Give the number of lines in this listing that contain "JSON", with no other words.
begin Data for this task
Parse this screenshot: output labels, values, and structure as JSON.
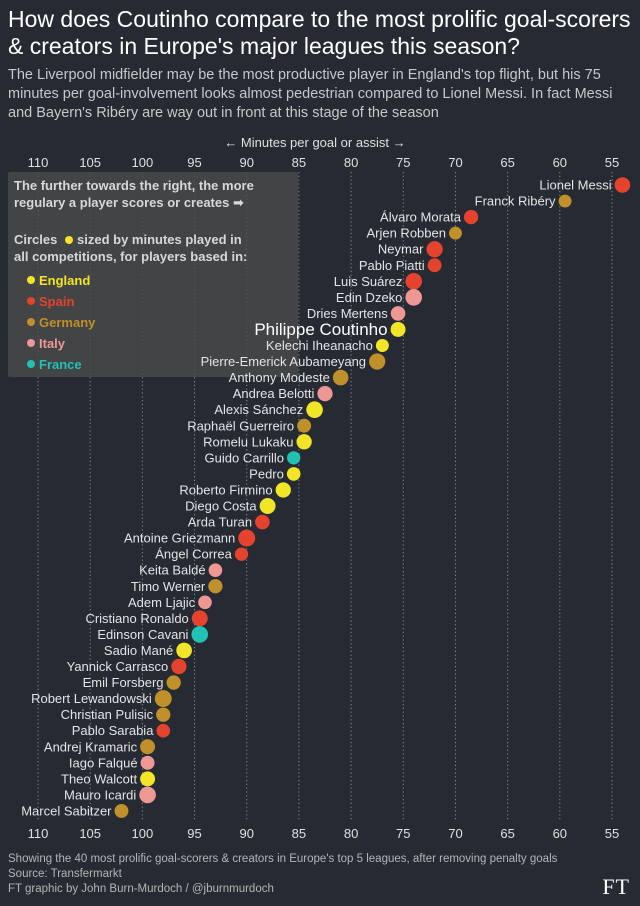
{
  "title": "How does Coutinho compare to the most prolific goal-scorers & creators in Europe's major leagues this season?",
  "subtitle": "The Liverpool midfielder may be the most productive player in England's top flight, but his 75 minutes per goal-involvement looks almost pedestrian compared to Lionel Messi. In fact Messi and Bayern's Ribéry are way out in front at this stage of the season",
  "footer": {
    "note": "Showing the 40 most prolific goal-scorers & creators in Europe's top 5 leagues, after removing penalty goals",
    "source": "Source: Transfermarkt",
    "credit": "FT graphic by John Burn-Murdoch / @jburnmurdoch",
    "logo": "FT"
  },
  "legend": {
    "line1": "The further towards the right, the more",
    "line2": "regulary a player scores or creates ➡",
    "size_line1_a": "Circles",
    "size_line1_b": "sized by minutes played in",
    "size_line2": "all competitions, for players based in:",
    "items": [
      {
        "label": "England",
        "color": "#f2e528"
      },
      {
        "label": "Spain",
        "color": "#e5432e"
      },
      {
        "label": "Germany",
        "color": "#c0902a"
      },
      {
        "label": "Italy",
        "color": "#ee9896"
      },
      {
        "label": "France",
        "color": "#21c2b4"
      }
    ]
  },
  "colors": {
    "England": "#f2e528",
    "Spain": "#e5432e",
    "Germany": "#c0902a",
    "Italy": "#ee9896",
    "France": "#21c2b4"
  },
  "chart_data": {
    "type": "scatter",
    "axis_label": "← Minutes per goal or assist →",
    "xlim": [
      112,
      53
    ],
    "x_ticks": [
      110,
      105,
      100,
      95,
      90,
      85,
      80,
      75,
      70,
      65,
      60,
      55
    ],
    "grid": "vertical dotted",
    "highlight": "Philippe Coutinho",
    "players": [
      {
        "name": "Lionel Messi",
        "x": 54,
        "league": "Spain",
        "size": 1.0
      },
      {
        "name": "Franck Ribéry",
        "x": 59.5,
        "league": "Germany",
        "size": 0.6
      },
      {
        "name": "Álvaro Morata",
        "x": 68.5,
        "league": "Spain",
        "size": 0.8
      },
      {
        "name": "Arjen Robben",
        "x": 70,
        "league": "Germany",
        "size": 0.6
      },
      {
        "name": "Neymar",
        "x": 72,
        "league": "Spain",
        "size": 1.1
      },
      {
        "name": "Pablo Piatti",
        "x": 72,
        "league": "Spain",
        "size": 0.75
      },
      {
        "name": "Luis Suárez",
        "x": 74,
        "league": "Spain",
        "size": 1.15
      },
      {
        "name": "Edin Dzeko",
        "x": 74,
        "league": "Italy",
        "size": 1.15
      },
      {
        "name": "Dries Mertens",
        "x": 75.5,
        "league": "Italy",
        "size": 0.85
      },
      {
        "name": "Philippe Coutinho",
        "x": 75.5,
        "league": "England",
        "size": 0.9
      },
      {
        "name": "Kelechi Iheanacho",
        "x": 77,
        "league": "England",
        "size": 0.6
      },
      {
        "name": "Pierre-Emerick Aubameyang",
        "x": 77.5,
        "league": "Germany",
        "size": 1.1
      },
      {
        "name": "Anthony Modeste",
        "x": 81,
        "league": "Germany",
        "size": 1.0
      },
      {
        "name": "Andrea Belotti",
        "x": 82.5,
        "league": "Italy",
        "size": 0.95
      },
      {
        "name": "Alexis Sánchez",
        "x": 83.5,
        "league": "England",
        "size": 1.15
      },
      {
        "name": "Raphaël Guerreiro",
        "x": 84.5,
        "league": "Germany",
        "size": 0.75
      },
      {
        "name": "Romelu Lukaku",
        "x": 84.5,
        "league": "England",
        "size": 0.95
      },
      {
        "name": "Guido Carrillo",
        "x": 85.5,
        "league": "France",
        "size": 0.65
      },
      {
        "name": "Pedro",
        "x": 85.5,
        "league": "England",
        "size": 0.7
      },
      {
        "name": "Roberto Firmino",
        "x": 86.5,
        "league": "England",
        "size": 0.95
      },
      {
        "name": "Diego Costa",
        "x": 88,
        "league": "England",
        "size": 1.05
      },
      {
        "name": "Arda Turan",
        "x": 88.5,
        "league": "Spain",
        "size": 0.85
      },
      {
        "name": "Antoine Griezmann",
        "x": 90,
        "league": "Spain",
        "size": 1.2
      },
      {
        "name": "Ángel Correa",
        "x": 90.5,
        "league": "Spain",
        "size": 0.65
      },
      {
        "name": "Keita Baldé",
        "x": 93,
        "league": "Italy",
        "size": 0.7
      },
      {
        "name": "Timo Werner",
        "x": 93,
        "league": "Germany",
        "size": 0.8
      },
      {
        "name": "Adem Ljajic",
        "x": 94,
        "league": "Italy",
        "size": 0.7
      },
      {
        "name": "Cristiano Ronaldo",
        "x": 94.5,
        "league": "Spain",
        "size": 1.05
      },
      {
        "name": "Edinson Cavani",
        "x": 94.5,
        "league": "France",
        "size": 1.15
      },
      {
        "name": "Sadio Mané",
        "x": 96,
        "league": "England",
        "size": 1.0
      },
      {
        "name": "Yannick Carrasco",
        "x": 96.5,
        "league": "Spain",
        "size": 0.95
      },
      {
        "name": "Emil Forsberg",
        "x": 97,
        "league": "Germany",
        "size": 0.8
      },
      {
        "name": "Robert Lewandowski",
        "x": 98,
        "league": "Germany",
        "size": 1.2
      },
      {
        "name": "Christian Pulisic",
        "x": 98,
        "league": "Germany",
        "size": 0.8
      },
      {
        "name": "Pablo Sarabia",
        "x": 98,
        "league": "Spain",
        "size": 0.7
      },
      {
        "name": "Andrej Kramaric",
        "x": 99.5,
        "league": "Germany",
        "size": 0.9
      },
      {
        "name": "Iago Falqué",
        "x": 99.5,
        "league": "Italy",
        "size": 0.75
      },
      {
        "name": "Theo Walcott",
        "x": 99.5,
        "league": "England",
        "size": 0.9
      },
      {
        "name": "Mauro Icardi",
        "x": 99.5,
        "league": "Italy",
        "size": 1.15
      },
      {
        "name": "Marcel Sabitzer",
        "x": 102,
        "league": "Germany",
        "size": 0.75
      }
    ]
  }
}
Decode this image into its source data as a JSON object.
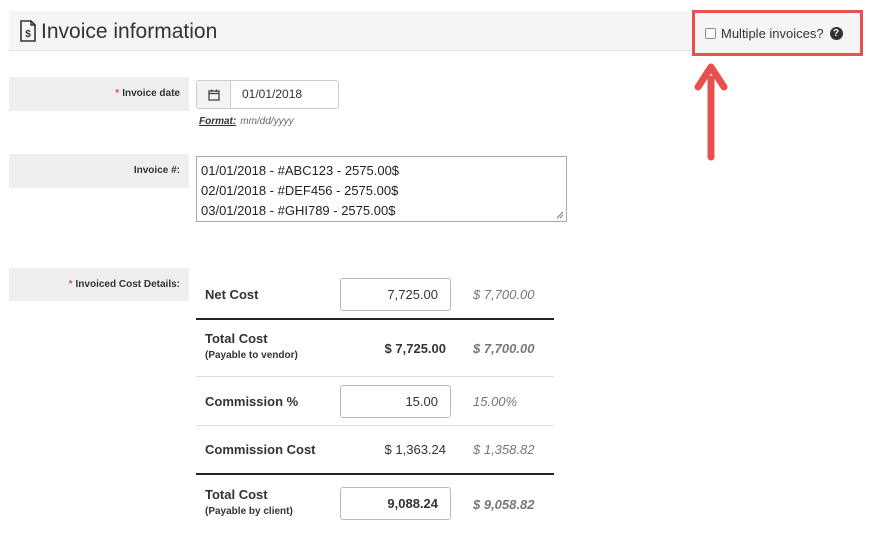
{
  "header": {
    "title": "Invoice information",
    "icon": "invoice-document-icon",
    "multiple_invoices_label": "Multiple invoices?",
    "multiple_invoices_checked": false,
    "help_icon": "question-circle-icon",
    "highlight_color": "#e8504f"
  },
  "invoice_date": {
    "required_mark": "*",
    "label": "Invoice date",
    "value": "01/01/2018",
    "calendar_icon": "calendar-icon",
    "format_label": "Format:",
    "format_value": "mm/dd/yyyy"
  },
  "invoice_number": {
    "label": "Invoice #:",
    "lines": [
      "01/01/2018 - #ABC123 - 2575.00$",
      "02/01/2018 - #DEF456 - 2575.00$",
      "03/01/2018 - #GHI789 - 2575.00$"
    ]
  },
  "cost_details": {
    "required_mark": "*",
    "label": "Invoiced Cost Details:",
    "rows": [
      {
        "label": "Net Cost",
        "sub": "",
        "input": "7,725.00",
        "value": "",
        "previous": "$ 7,700.00"
      },
      {
        "label": "Total Cost",
        "sub": "(Payable to vendor)",
        "input": "",
        "value": "$ 7,725.00",
        "previous": "$ 7,700.00"
      },
      {
        "label": "Commission %",
        "sub": "",
        "input": "15.00",
        "value": "",
        "previous": "15.00%"
      },
      {
        "label": "Commission Cost",
        "sub": "",
        "input": "",
        "value": "$ 1,363.24",
        "previous": "$ 1,358.82"
      },
      {
        "label": "Total Cost",
        "sub": "(Payable by client)",
        "input": "9,088.24",
        "value": "",
        "previous": "$ 9,058.82"
      }
    ]
  }
}
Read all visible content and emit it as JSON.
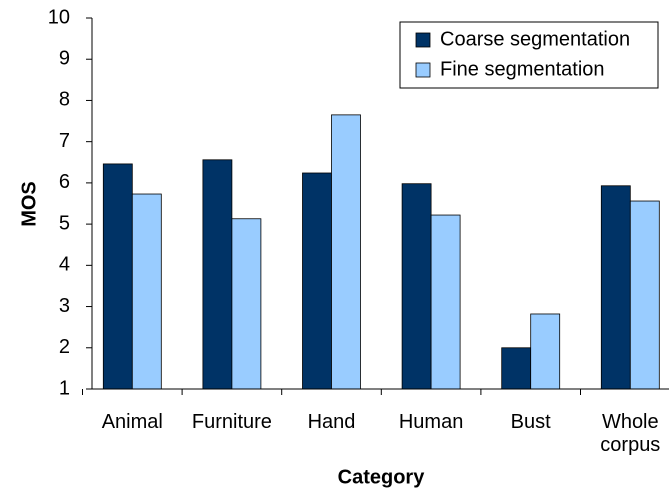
{
  "chart_data": {
    "type": "bar",
    "categories": [
      "Animal",
      "Furniture",
      "Hand",
      "Human",
      "Bust",
      "Whole corpus"
    ],
    "series": [
      {
        "name": "Coarse segmentation",
        "color": "#003366",
        "values": [
          6.46,
          6.56,
          6.24,
          5.98,
          2.0,
          5.93
        ]
      },
      {
        "name": "Fine segmentation",
        "color": "#99ccff",
        "values": [
          5.73,
          5.13,
          7.65,
          5.22,
          2.82,
          5.56
        ]
      }
    ],
    "x_label": "Category",
    "y_label": "MOS",
    "ylim": [
      1,
      10
    ],
    "yticks": [
      1,
      2,
      3,
      4,
      5,
      6,
      7,
      8,
      9,
      10
    ],
    "legend": "top-right"
  }
}
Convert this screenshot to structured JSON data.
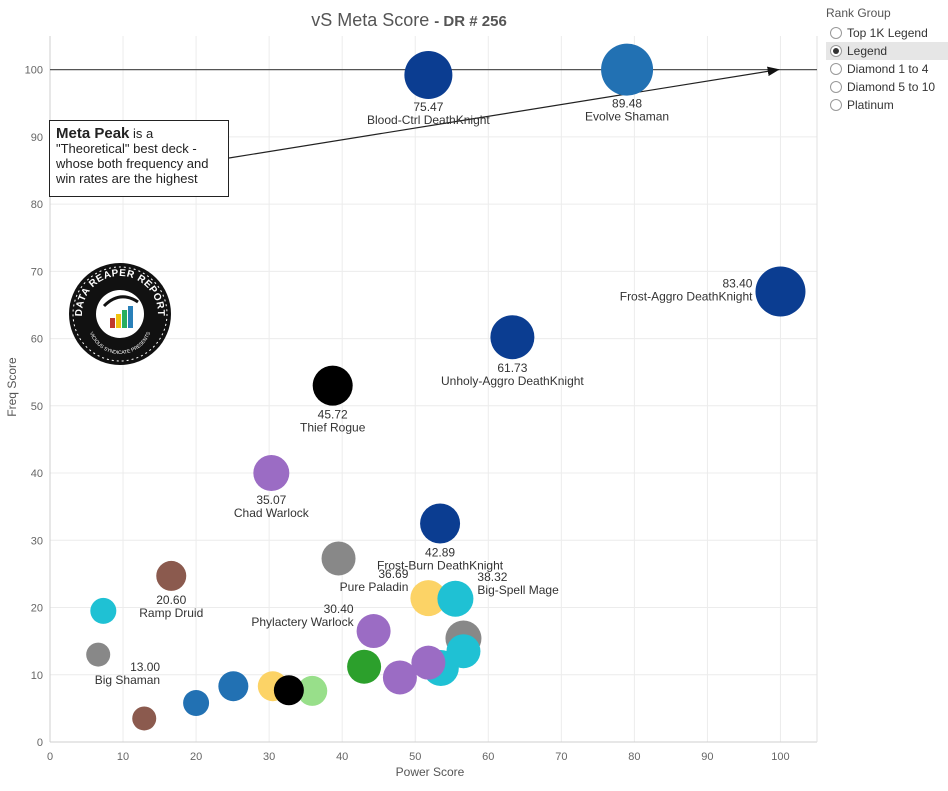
end Data for this task
(Answer to this problem)
4